-------- Records shown --------

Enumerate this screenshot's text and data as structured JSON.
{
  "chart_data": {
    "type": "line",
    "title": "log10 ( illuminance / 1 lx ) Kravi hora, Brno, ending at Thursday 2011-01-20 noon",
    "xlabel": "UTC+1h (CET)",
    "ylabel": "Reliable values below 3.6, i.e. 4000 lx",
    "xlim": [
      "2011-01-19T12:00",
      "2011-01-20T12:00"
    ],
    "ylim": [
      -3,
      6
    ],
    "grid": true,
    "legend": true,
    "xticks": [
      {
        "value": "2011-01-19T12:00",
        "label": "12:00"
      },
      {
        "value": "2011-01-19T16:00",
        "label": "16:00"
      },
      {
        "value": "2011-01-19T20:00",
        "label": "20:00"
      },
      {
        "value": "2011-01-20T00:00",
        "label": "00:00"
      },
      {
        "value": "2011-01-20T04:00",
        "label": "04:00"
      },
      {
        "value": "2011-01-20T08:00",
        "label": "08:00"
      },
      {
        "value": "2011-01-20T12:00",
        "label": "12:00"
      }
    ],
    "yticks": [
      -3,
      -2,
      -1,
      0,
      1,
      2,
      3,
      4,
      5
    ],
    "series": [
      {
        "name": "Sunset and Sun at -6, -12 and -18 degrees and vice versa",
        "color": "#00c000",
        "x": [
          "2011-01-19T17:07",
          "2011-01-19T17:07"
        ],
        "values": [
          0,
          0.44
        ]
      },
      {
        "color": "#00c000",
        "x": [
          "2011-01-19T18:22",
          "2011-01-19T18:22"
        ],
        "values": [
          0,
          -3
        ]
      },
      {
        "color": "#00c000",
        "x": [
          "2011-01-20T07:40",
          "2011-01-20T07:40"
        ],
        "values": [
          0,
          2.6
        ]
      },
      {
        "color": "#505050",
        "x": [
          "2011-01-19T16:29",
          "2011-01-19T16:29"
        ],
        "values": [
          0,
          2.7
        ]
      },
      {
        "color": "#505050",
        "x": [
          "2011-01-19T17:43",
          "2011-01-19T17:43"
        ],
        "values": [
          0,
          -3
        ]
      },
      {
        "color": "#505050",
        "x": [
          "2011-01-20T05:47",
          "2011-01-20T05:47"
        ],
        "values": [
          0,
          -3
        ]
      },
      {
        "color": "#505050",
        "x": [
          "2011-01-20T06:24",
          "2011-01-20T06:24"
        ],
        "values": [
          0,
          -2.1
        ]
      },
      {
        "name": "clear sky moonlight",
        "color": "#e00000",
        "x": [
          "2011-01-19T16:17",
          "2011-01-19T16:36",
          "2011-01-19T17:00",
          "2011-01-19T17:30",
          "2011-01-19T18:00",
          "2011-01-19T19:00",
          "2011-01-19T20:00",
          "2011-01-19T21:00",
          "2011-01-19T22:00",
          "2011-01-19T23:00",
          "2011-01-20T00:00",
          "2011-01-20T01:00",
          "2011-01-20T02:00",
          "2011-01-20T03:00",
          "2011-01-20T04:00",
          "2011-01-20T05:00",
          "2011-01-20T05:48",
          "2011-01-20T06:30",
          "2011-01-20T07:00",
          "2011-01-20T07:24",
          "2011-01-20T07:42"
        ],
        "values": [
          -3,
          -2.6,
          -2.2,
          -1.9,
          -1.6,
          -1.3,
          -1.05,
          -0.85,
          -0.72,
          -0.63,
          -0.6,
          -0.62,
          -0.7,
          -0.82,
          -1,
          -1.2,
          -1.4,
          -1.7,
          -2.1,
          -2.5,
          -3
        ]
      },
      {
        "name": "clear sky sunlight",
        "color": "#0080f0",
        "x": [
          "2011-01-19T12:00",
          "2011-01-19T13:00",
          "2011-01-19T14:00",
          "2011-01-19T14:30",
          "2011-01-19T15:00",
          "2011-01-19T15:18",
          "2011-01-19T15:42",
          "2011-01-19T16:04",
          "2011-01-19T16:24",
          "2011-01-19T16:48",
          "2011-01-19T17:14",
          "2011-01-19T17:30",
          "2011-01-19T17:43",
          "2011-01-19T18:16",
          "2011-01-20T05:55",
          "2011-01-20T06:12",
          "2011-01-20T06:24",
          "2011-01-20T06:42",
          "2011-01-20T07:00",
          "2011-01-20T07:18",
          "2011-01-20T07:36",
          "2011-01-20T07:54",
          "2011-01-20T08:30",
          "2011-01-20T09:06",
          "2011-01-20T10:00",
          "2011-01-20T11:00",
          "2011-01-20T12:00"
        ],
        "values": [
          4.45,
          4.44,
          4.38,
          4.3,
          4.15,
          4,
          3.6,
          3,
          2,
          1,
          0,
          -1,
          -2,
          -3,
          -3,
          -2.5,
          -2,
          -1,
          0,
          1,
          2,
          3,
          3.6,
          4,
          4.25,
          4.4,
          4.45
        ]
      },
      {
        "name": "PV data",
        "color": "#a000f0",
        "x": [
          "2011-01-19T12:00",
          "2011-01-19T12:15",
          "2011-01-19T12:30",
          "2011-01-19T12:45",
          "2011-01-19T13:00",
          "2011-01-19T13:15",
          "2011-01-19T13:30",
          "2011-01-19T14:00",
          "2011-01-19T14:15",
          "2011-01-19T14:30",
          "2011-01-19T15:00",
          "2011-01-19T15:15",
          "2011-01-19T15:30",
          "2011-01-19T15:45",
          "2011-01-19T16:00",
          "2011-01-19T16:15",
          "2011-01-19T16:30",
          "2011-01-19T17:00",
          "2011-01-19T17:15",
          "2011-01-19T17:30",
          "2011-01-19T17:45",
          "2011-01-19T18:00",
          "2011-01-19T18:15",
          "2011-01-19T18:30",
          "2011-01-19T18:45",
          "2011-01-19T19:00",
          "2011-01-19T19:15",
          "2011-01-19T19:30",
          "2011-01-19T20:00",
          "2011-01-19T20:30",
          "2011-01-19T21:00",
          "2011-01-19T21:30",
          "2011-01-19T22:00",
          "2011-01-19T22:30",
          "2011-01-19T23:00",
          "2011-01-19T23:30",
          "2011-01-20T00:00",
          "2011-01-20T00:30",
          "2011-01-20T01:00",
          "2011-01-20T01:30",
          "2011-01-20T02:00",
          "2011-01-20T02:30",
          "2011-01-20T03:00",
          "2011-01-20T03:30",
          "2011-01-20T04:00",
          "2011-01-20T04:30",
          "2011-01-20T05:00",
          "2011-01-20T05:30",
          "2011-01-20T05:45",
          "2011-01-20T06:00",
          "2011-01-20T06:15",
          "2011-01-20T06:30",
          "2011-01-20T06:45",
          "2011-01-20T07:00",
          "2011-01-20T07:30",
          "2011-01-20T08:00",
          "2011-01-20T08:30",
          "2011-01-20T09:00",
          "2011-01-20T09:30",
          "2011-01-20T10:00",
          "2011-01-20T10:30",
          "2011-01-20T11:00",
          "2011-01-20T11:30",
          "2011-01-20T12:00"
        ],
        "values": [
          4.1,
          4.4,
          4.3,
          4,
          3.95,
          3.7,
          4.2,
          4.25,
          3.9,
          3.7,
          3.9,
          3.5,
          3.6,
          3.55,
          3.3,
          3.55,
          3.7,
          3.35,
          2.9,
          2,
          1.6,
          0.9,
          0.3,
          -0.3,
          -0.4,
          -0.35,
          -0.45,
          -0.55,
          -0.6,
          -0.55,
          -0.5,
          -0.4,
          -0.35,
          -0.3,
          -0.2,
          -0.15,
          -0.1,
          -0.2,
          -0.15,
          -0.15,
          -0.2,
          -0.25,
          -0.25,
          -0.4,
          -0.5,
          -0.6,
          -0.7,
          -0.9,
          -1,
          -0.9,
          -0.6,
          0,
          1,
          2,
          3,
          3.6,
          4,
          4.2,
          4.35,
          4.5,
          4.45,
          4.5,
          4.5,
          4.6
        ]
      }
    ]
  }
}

--------

## Stated goal
Reproduce every line from the entries that holds the word "name".

## In response
        "name": "Sunset and Sun at -6, -12 and -18 degrees and vice versa",
        "name": "clear sky moonlight",
        "name": "clear sky sunlight",
        "name": "PV data",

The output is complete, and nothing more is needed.